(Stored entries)
• • •

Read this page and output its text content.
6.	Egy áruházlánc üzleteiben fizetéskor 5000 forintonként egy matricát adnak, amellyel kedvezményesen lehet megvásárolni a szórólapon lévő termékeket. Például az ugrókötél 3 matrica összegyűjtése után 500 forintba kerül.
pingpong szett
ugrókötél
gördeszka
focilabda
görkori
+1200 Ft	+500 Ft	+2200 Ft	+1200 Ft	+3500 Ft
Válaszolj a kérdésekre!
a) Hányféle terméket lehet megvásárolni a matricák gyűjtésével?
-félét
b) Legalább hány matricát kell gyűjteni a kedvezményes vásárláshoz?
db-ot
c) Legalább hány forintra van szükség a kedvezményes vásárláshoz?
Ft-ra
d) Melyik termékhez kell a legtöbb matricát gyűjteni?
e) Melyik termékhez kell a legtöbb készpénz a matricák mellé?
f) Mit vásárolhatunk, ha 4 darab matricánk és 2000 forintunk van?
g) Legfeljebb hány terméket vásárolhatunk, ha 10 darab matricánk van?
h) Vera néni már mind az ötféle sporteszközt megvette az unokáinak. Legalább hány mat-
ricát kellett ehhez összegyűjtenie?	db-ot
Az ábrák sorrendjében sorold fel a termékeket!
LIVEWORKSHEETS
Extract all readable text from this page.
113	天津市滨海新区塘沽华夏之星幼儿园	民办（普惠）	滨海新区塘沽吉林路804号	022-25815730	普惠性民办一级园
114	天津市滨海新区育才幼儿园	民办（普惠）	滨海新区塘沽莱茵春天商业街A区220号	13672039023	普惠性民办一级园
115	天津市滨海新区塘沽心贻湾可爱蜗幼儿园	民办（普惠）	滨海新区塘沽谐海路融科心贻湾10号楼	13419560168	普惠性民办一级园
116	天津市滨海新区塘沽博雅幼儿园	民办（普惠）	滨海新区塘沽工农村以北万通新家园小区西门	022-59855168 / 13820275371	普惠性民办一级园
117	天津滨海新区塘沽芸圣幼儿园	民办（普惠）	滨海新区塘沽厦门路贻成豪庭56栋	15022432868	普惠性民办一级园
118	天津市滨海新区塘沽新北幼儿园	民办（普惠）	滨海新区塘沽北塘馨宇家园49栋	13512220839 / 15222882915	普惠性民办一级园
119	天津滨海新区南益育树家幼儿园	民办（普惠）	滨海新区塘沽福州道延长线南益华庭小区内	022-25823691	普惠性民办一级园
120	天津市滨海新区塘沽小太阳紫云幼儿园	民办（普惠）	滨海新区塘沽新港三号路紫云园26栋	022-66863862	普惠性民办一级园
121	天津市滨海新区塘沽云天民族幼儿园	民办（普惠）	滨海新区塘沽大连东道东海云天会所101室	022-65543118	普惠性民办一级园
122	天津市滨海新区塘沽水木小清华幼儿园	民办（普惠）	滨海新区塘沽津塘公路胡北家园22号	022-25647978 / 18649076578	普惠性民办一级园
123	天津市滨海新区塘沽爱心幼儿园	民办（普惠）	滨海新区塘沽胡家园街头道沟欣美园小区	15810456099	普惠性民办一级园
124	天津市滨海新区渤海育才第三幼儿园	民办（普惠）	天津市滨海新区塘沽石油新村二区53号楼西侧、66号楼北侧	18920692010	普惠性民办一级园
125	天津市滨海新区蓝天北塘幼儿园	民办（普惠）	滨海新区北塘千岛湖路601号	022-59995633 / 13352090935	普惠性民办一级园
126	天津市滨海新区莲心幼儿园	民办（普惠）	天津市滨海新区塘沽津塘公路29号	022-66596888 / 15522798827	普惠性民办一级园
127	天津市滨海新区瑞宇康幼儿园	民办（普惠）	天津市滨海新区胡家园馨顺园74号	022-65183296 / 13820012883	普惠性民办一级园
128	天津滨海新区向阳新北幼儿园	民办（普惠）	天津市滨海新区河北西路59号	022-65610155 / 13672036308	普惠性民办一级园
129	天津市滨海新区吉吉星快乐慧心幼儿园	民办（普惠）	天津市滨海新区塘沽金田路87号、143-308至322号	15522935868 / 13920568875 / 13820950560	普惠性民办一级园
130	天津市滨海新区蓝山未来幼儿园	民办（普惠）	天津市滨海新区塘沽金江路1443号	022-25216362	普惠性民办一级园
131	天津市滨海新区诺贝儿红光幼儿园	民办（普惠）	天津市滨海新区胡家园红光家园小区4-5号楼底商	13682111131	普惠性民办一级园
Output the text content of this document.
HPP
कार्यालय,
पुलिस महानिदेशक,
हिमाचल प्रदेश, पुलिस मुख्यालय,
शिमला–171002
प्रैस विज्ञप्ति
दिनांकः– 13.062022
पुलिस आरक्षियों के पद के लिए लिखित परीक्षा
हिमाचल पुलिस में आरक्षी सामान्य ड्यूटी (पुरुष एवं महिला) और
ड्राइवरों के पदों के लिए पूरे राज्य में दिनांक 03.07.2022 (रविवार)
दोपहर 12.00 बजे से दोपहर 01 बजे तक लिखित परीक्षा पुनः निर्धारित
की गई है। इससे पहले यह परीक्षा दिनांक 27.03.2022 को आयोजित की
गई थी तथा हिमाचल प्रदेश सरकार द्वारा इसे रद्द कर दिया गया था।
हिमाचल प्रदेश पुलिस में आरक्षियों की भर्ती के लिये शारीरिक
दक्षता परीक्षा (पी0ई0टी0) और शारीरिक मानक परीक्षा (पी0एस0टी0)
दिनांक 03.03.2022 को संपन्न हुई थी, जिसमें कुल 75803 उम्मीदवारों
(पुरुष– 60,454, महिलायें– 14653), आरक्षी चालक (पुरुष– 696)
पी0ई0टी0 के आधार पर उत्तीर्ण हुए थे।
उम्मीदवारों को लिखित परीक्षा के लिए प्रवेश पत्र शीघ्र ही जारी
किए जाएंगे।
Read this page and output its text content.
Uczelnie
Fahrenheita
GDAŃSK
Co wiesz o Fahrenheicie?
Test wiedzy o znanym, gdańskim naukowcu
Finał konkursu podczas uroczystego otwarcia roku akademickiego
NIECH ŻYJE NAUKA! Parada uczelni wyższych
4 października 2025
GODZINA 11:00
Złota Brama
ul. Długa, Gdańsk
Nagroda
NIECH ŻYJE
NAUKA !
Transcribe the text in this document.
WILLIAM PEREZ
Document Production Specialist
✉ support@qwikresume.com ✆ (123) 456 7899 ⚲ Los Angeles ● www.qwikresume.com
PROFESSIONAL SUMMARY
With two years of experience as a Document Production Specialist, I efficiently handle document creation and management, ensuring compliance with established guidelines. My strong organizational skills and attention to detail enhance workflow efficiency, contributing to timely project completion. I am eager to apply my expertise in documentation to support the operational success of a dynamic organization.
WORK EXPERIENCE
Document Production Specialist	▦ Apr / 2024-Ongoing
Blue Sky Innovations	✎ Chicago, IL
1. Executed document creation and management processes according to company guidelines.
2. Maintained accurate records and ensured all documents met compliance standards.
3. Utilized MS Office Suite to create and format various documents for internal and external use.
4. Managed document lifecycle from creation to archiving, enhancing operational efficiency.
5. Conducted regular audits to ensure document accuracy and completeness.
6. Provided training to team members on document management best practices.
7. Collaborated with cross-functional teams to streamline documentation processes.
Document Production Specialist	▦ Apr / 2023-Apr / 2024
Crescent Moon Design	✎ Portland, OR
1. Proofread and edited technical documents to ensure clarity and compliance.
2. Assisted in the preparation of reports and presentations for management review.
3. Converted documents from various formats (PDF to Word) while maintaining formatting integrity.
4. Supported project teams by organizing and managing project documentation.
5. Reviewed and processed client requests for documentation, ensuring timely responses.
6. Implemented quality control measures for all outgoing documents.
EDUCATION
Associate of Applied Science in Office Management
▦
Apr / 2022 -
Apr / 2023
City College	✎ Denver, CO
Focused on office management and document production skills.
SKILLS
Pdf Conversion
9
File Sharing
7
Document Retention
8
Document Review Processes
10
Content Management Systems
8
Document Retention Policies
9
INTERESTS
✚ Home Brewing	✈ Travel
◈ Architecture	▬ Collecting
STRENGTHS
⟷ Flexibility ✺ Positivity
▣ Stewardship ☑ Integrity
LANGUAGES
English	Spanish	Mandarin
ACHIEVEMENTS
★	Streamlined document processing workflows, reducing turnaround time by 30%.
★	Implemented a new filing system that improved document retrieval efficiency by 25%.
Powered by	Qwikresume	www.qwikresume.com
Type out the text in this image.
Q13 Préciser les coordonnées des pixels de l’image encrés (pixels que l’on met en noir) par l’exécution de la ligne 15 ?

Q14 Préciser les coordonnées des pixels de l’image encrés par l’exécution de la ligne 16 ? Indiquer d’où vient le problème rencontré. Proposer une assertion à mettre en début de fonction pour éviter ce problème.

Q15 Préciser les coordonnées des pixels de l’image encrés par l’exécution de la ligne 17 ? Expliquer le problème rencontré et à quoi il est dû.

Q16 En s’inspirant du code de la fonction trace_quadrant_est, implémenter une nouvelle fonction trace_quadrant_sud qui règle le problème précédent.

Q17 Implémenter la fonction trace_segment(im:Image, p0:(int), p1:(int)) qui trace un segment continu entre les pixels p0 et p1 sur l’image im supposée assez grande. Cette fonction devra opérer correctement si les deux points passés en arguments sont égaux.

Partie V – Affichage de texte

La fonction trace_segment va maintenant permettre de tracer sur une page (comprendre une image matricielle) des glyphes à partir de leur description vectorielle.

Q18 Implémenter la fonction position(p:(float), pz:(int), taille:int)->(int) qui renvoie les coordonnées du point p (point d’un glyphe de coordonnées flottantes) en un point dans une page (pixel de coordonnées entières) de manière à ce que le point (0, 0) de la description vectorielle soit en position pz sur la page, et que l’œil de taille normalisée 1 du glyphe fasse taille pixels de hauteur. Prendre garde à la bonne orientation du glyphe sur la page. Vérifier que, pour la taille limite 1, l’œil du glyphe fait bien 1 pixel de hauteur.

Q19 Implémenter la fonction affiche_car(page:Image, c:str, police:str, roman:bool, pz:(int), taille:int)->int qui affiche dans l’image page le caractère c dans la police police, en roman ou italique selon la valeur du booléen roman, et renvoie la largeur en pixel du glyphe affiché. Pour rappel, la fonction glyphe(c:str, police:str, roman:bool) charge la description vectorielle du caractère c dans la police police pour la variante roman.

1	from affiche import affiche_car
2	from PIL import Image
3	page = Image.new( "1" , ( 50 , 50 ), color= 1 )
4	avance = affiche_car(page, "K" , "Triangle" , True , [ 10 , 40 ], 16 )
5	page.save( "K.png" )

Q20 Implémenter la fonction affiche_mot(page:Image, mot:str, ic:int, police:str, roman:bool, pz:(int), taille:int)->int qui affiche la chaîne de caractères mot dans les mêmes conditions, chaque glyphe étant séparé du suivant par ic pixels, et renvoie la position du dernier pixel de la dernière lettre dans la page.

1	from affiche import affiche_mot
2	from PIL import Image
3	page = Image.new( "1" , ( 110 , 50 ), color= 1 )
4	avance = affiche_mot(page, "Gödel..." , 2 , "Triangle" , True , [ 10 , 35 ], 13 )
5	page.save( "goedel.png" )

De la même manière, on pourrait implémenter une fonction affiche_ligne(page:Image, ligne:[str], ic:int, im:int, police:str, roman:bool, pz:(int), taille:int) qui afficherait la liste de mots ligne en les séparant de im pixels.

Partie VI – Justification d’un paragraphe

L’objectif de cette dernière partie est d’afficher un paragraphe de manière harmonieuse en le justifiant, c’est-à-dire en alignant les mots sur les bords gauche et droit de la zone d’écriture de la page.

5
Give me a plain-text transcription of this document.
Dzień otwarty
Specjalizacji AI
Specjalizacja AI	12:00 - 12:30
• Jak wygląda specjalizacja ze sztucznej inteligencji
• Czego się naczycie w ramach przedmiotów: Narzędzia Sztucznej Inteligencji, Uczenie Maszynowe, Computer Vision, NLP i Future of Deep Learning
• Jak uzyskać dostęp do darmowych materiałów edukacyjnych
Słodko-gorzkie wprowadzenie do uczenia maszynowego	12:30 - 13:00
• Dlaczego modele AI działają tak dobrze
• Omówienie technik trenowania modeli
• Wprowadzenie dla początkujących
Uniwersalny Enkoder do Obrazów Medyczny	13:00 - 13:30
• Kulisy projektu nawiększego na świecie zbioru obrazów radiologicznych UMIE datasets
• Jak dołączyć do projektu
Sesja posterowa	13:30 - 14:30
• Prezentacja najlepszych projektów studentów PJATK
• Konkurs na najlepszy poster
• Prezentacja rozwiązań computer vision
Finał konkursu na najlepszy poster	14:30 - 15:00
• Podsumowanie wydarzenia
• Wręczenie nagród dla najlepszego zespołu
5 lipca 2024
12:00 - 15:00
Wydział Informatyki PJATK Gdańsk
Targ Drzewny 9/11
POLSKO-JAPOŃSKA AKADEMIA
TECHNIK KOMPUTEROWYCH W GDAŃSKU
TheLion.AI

• • •

Requirement: Show the lines where the word "timely" appears in the entries.

Written solution:
With two years of experience as a Document Production Specialist, I efficiently handle document creation and management, ensuring compliance with established guidelines. My strong organizational skills and attention to detail enhance workflow efficiency, contributing to timely project completion. I am eager to apply my expertise in documentation to support the operational success of a dynamic organization.
5. Reviewed and processed client requests for documentation, ensuring timely responses.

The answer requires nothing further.